* [SHORT EXERCISE]: Of all the lines in the material, how many include the word "false"? Give only the number.

* [RECORD LIST]:
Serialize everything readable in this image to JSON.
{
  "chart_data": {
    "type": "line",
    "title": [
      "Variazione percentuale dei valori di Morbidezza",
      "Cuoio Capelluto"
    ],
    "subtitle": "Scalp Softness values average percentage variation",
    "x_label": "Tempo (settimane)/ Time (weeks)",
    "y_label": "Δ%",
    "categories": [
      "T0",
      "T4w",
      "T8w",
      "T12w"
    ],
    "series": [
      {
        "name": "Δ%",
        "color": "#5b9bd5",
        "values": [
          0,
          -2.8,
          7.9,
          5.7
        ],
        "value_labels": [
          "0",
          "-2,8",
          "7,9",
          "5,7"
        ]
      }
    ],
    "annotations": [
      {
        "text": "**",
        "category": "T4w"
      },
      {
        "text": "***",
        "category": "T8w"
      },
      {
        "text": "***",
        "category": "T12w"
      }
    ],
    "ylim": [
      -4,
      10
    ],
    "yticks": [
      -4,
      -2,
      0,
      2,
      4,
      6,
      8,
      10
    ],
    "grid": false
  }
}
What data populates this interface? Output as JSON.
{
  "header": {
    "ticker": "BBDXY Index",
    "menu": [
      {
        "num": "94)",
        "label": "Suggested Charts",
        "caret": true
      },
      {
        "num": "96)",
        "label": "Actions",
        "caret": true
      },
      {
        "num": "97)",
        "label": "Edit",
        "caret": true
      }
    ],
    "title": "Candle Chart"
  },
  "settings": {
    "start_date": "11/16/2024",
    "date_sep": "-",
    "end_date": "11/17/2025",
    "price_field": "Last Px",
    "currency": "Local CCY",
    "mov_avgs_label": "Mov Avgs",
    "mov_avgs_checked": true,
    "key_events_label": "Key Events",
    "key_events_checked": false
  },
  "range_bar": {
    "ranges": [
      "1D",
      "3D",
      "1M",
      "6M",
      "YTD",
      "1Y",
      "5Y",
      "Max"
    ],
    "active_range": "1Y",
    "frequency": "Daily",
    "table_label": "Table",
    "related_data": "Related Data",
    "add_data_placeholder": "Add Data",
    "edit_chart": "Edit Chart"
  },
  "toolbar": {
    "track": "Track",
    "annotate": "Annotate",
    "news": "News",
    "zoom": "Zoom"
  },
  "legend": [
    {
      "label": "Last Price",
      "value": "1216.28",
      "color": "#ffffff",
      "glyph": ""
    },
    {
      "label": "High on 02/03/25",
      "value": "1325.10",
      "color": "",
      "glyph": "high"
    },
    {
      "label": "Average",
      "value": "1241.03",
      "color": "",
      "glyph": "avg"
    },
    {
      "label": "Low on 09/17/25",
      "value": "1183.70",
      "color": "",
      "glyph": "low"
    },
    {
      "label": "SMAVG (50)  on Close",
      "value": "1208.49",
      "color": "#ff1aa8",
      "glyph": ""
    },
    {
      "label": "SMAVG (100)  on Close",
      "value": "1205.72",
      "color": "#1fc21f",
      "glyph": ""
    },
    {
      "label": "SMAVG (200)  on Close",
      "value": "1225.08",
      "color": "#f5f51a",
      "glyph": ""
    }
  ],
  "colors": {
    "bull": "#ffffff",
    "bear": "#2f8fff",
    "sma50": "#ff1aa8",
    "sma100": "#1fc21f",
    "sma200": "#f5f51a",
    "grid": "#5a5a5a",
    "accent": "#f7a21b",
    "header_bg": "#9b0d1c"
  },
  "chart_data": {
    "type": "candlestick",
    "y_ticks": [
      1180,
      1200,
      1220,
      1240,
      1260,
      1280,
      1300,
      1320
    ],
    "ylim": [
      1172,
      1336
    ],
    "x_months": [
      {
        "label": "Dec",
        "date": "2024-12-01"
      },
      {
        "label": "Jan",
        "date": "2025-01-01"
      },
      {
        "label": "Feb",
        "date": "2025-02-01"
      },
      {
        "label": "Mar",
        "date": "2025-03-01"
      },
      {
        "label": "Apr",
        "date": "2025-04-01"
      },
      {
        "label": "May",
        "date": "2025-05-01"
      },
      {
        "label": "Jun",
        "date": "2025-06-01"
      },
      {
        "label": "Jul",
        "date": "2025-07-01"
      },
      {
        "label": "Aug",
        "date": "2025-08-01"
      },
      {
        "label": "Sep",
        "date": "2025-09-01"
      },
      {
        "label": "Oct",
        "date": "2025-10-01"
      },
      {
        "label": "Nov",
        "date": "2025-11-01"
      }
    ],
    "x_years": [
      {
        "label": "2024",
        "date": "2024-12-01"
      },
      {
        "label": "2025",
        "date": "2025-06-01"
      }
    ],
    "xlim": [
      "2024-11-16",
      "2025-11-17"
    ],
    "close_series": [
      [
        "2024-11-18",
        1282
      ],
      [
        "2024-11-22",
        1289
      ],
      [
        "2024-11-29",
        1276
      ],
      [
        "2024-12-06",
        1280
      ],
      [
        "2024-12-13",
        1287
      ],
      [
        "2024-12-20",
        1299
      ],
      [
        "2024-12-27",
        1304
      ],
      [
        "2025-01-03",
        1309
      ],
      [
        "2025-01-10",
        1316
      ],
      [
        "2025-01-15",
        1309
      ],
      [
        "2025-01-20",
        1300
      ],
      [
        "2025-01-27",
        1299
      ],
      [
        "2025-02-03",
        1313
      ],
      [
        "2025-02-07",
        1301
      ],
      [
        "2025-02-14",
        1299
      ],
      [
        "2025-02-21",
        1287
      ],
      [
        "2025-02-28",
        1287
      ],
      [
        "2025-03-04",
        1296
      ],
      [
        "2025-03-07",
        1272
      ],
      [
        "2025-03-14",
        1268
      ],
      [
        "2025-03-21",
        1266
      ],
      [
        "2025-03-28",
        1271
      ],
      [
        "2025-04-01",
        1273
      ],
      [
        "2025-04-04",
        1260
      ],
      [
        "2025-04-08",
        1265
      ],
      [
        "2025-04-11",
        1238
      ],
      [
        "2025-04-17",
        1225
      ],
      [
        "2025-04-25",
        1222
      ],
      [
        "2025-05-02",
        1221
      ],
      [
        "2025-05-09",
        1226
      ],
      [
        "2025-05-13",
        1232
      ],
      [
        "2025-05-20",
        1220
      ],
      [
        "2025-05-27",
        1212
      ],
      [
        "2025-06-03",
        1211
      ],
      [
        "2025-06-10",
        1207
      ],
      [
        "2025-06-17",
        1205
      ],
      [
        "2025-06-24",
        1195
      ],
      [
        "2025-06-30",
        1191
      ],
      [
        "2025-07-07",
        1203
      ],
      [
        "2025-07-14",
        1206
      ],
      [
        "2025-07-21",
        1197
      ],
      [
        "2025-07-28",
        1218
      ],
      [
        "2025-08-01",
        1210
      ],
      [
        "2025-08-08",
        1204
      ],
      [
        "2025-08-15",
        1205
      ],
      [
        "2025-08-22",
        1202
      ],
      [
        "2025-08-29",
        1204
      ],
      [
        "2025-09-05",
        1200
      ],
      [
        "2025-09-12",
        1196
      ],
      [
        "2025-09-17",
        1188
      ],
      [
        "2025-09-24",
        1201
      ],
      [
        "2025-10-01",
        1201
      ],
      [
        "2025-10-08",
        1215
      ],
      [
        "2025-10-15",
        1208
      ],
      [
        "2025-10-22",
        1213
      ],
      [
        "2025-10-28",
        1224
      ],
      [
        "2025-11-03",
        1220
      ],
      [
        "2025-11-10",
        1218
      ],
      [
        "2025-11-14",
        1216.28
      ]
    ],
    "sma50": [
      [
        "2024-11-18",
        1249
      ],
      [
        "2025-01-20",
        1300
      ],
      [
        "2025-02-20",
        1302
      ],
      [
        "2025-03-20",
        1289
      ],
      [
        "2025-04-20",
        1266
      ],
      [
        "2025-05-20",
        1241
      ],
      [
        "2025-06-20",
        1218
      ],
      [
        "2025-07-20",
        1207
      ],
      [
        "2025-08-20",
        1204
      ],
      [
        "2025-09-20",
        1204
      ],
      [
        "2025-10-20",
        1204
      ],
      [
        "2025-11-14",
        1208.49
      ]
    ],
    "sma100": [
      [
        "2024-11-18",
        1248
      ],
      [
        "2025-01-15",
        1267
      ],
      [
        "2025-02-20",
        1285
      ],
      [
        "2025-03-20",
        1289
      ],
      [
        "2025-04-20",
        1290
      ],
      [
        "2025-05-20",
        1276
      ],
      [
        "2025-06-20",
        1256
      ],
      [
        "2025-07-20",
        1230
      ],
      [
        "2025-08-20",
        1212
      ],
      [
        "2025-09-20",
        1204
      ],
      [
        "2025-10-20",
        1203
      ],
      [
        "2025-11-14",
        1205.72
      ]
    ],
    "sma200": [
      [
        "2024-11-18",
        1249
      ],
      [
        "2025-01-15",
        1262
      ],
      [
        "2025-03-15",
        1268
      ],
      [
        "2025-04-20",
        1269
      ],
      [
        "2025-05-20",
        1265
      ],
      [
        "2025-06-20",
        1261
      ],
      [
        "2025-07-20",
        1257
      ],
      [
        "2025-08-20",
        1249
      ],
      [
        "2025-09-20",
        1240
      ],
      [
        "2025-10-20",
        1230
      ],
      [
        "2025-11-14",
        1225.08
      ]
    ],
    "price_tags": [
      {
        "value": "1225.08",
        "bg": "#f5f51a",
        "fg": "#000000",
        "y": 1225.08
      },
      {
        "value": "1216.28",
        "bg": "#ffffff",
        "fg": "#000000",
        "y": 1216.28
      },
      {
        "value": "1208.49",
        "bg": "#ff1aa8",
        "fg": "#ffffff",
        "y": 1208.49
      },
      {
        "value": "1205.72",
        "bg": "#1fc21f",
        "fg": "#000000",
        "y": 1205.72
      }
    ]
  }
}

* [RESPONSE TO THIS TASK]: 2